TASK BRIEF
In the material below, find each line holding the string "JSON" and copy it.
■ ■ ■ ■ ■
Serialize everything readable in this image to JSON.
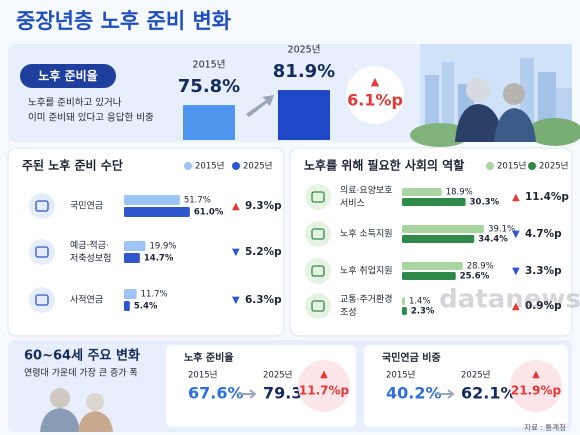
{
  "title": "중장년층 노후 준비 변화",
  "readiness": {
    "label": "노후 준비율",
    "description": [
      "노후를 준비하고 있거나",
      "이미 준비돼 있다고 응답한 비중"
    ],
    "years": [
      "2015년",
      "2025년"
    ],
    "values": [
      75.8,
      81.9
    ],
    "value_labels": [
      "75.8%",
      "81.9%"
    ],
    "colors": [
      "#4d95ee",
      "#1f48c9"
    ],
    "change_icon": "▲",
    "change": "6.1%p",
    "change_color": "#e53935"
  },
  "means": {
    "title": "주된 노후 준비 수단",
    "legend": [
      "2015년",
      "2025년"
    ],
    "colors": [
      "#9cc4f6",
      "#2f56cc"
    ],
    "rows": [
      {
        "label": [
          "국민연금"
        ],
        "values": [
          51.7,
          61.0
        ],
        "value_labels": [
          "51.7%",
          "61.0%"
        ],
        "change_icon": "▲",
        "change": "9.3%p",
        "change_color": "#e53935"
      },
      {
        "label": [
          "예금·적금·",
          "저축성보험"
        ],
        "values": [
          19.9,
          14.7
        ],
        "value_labels": [
          "19.9%",
          "14.7%"
        ],
        "change_icon": "▼",
        "change": "5.2%p",
        "change_color": "#2f56cc"
      },
      {
        "label": [
          "사적연금"
        ],
        "values": [
          11.7,
          5.4
        ],
        "value_labels": [
          "11.7%",
          "5.4%"
        ],
        "change_icon": "▼",
        "change": "6.3%p",
        "change_color": "#2f56cc"
      }
    ]
  },
  "roles": {
    "title": "노후를 위해 필요한 사회의 역할",
    "legend": [
      "2015년",
      "2025년"
    ],
    "colors": [
      "#a9d5a0",
      "#2f8a4a"
    ],
    "rows": [
      {
        "label": [
          "의료·요양보호",
          "서비스"
        ],
        "values": [
          18.9,
          30.3
        ],
        "value_labels": [
          "18.9%",
          "30.3%"
        ],
        "change_icon": "▲",
        "change": "11.4%p",
        "change_color": "#e53935"
      },
      {
        "label": [
          "노후 소득지원"
        ],
        "values": [
          39.1,
          34.4
        ],
        "value_labels": [
          "39.1%",
          "34.4%"
        ],
        "change_icon": "▼",
        "change": "4.7%p",
        "change_color": "#2f56cc"
      },
      {
        "label": [
          "노후 취업지원"
        ],
        "values": [
          28.9,
          25.6
        ],
        "value_labels": [
          "28.9%",
          "25.6%"
        ],
        "change_icon": "▼",
        "change": "3.3%p",
        "change_color": "#2f56cc"
      },
      {
        "label": [
          "교통·주거환경",
          "조성"
        ],
        "values": [
          1.4,
          2.3
        ],
        "value_labels": [
          "1.4%",
          "2.3%"
        ],
        "change_icon": "▲",
        "change": "0.9%p",
        "change_color": "#e53935"
      }
    ]
  },
  "age_60_64": {
    "title": "60~64세 주요 변화",
    "subtitle": "연령대 가운데 가장 큰 증가 폭",
    "panels": [
      {
        "label": "노후 준비율",
        "years": [
          "2015년",
          "2025년"
        ],
        "values": [
          "67.6%",
          "79.3%"
        ],
        "change_icon": "▲",
        "change": "11.7%p"
      },
      {
        "label": "국민연금 비중",
        "years": [
          "2015년",
          "2025년"
        ],
        "values": [
          "40.2%",
          "62.1%"
        ],
        "change_icon": "▲",
        "change": "21.9%p"
      }
    ]
  },
  "watermark": "datanews",
  "source": "자료 : 통계청"
}
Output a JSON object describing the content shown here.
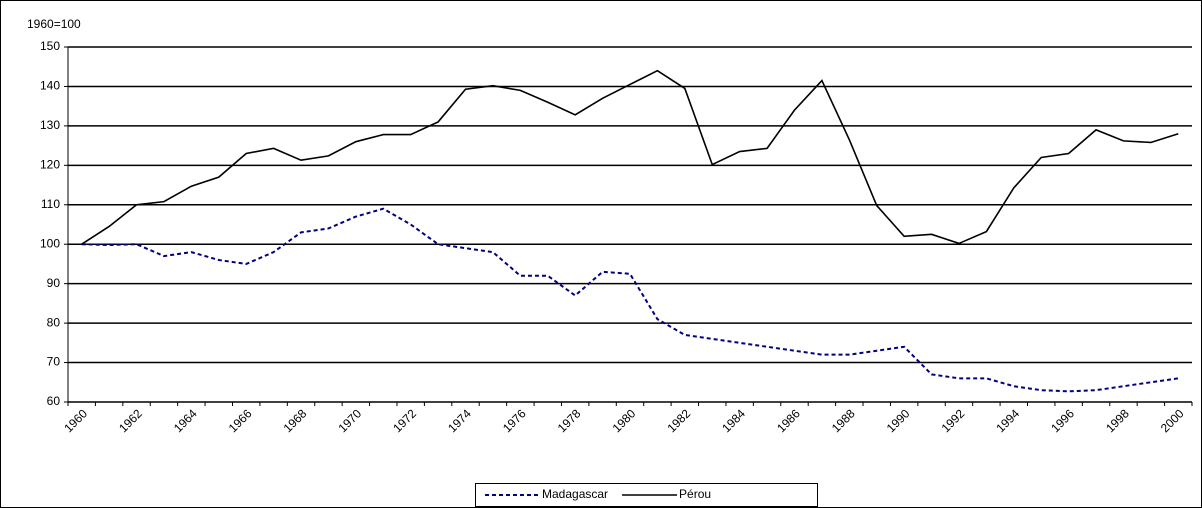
{
  "chart_data": {
    "type": "line",
    "y_unit_label": "1960=100",
    "categories": [
      "1960",
      null,
      "1962",
      null,
      "1964",
      null,
      "1966",
      null,
      "1968",
      null,
      "1970",
      null,
      "1972",
      null,
      "1974",
      null,
      "1976",
      null,
      "1978",
      null,
      "1980",
      null,
      "1982",
      null,
      "1984",
      null,
      "1986",
      null,
      "1988",
      null,
      "1990",
      null,
      "1992",
      null,
      "1994",
      null,
      "1996",
      null,
      "1998",
      null,
      "2000"
    ],
    "series": [
      {
        "name": "Madagascar",
        "color": "#000080",
        "dashed": true,
        "values": [
          100,
          99.8,
          100,
          97,
          98,
          96,
          95,
          98,
          103,
          104,
          107,
          109,
          105,
          100,
          99,
          98,
          92,
          92,
          87,
          93,
          92.5,
          81,
          77,
          76,
          75,
          74,
          73,
          72,
          72,
          73,
          74,
          67,
          66,
          66,
          64,
          63,
          62.7,
          63,
          64,
          65,
          66
        ]
      },
      {
        "name": "Pérou",
        "color": "#000000",
        "dashed": false,
        "values": [
          100,
          104.5,
          110,
          110.8,
          114.7,
          117,
          123,
          124.3,
          121.3,
          122.4,
          126,
          127.8,
          127.8,
          131,
          139.3,
          140.2,
          139,
          136,
          132.8,
          137,
          140.5,
          144,
          139.5,
          120.2,
          123.5,
          124.3,
          134,
          141.5,
          126.5,
          109.8,
          102,
          102.5,
          100.2,
          103.2,
          114.3,
          122,
          123,
          129,
          126.2,
          125.8,
          128
        ]
      }
    ],
    "ylim": [
      60,
      150
    ],
    "yticks": [
      60,
      70,
      80,
      90,
      100,
      110,
      120,
      130,
      140,
      150
    ],
    "grid": true,
    "legend": "bottom"
  }
}
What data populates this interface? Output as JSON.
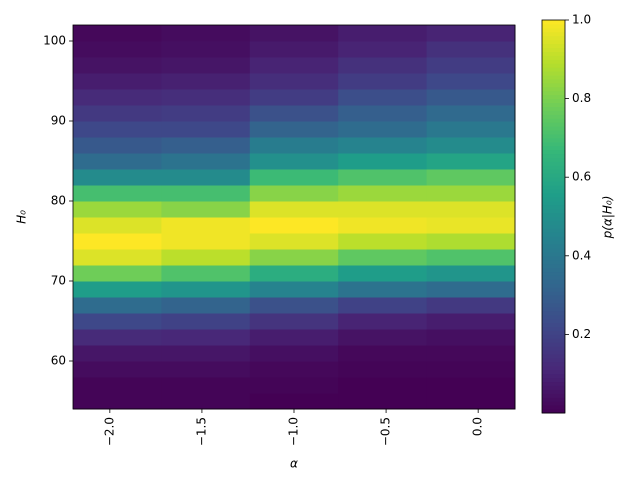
■ ■ ■ ■ ■
EXPECTED ANSWER
Serialize everything readable in this image to JSON.
Output a JSON object describing the content shown here.
What data populates this interface? Output as JSON.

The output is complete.